Instructions for the task
Write out all lines holding the word "مالك".

Data for this task

>>>

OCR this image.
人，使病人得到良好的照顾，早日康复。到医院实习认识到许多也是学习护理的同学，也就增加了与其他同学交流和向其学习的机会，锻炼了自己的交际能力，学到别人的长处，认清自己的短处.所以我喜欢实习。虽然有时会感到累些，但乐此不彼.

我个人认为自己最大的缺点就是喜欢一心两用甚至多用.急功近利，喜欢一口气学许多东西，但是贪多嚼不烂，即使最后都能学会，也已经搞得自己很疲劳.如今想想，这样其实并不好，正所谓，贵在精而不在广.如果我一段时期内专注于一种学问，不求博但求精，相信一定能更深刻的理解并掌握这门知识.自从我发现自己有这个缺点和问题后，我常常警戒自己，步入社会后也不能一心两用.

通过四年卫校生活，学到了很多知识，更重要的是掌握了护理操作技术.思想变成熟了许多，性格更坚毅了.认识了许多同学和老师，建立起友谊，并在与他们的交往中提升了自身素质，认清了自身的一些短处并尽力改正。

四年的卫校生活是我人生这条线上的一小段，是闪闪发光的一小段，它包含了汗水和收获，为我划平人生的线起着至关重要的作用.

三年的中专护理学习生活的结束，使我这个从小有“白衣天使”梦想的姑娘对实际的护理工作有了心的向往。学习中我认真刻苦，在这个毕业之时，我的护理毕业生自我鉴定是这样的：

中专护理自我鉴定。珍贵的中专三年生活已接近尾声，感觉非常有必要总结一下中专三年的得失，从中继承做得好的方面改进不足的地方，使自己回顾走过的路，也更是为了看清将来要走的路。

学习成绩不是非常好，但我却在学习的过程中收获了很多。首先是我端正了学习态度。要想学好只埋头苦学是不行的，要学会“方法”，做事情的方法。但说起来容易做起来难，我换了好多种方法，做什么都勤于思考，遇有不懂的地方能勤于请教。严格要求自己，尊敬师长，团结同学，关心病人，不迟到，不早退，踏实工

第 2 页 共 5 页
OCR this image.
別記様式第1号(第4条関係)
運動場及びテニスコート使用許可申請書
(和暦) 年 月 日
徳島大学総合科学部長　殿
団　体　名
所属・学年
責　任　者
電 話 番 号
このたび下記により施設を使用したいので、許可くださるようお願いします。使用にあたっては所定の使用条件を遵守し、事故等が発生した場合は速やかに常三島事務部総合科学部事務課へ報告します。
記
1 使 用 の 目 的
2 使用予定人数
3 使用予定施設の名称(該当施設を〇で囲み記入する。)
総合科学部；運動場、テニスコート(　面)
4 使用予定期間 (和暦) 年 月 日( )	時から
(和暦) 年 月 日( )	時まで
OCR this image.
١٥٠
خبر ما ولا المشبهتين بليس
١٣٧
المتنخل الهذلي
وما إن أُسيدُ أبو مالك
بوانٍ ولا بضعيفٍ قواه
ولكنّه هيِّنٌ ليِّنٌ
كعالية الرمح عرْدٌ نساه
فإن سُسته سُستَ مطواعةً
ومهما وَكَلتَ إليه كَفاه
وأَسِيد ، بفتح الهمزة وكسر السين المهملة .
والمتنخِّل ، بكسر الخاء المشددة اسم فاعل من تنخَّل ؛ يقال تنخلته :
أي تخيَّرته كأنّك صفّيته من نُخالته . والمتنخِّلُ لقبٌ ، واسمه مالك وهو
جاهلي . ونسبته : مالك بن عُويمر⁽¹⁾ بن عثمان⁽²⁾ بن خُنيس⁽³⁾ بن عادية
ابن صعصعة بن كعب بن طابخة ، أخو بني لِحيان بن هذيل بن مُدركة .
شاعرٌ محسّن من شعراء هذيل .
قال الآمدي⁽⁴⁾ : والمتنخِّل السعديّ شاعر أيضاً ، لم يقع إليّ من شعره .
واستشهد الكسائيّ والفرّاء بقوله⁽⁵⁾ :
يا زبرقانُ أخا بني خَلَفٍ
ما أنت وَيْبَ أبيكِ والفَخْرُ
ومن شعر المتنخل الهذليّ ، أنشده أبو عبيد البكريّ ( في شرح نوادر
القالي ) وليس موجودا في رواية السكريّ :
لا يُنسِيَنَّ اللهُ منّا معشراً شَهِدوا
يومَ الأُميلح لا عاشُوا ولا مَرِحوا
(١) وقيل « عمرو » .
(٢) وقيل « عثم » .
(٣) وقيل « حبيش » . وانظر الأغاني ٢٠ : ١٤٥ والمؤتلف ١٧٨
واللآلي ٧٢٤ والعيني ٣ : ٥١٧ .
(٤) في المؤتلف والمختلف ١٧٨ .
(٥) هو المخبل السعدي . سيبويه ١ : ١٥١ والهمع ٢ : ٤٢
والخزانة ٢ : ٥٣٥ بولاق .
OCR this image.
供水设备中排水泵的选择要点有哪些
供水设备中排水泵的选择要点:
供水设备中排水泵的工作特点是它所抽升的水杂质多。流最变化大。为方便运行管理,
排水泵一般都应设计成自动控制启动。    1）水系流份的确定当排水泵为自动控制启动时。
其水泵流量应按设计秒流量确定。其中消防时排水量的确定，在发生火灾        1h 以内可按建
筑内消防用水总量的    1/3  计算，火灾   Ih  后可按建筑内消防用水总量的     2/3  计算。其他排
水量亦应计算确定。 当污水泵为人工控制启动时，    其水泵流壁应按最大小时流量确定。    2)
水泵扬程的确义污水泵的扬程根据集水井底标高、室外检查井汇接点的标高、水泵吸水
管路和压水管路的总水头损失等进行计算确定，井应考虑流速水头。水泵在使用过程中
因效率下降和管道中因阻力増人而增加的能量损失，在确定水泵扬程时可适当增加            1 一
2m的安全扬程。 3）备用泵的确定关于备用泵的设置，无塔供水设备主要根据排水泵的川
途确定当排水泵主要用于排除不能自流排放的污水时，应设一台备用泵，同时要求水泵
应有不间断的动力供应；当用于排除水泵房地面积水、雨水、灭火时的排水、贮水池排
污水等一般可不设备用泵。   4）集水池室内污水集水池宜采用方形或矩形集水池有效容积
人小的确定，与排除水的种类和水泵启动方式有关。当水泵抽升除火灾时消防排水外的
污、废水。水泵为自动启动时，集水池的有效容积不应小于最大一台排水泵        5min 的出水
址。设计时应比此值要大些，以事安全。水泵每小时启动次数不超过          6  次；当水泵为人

<<<

Response
وما إن أُسيدُ أبو مالك
أي تخيَّرته كأنّك صفّيته من نُخالته . والمتنخِّلُ لقبٌ ، واسمه مالك وهو
جاهلي . ونسبته : مالك بن عُويمر⁽¹⁾ بن عثمان⁽²⁾ بن خُنيس⁽³⁾ بن عادية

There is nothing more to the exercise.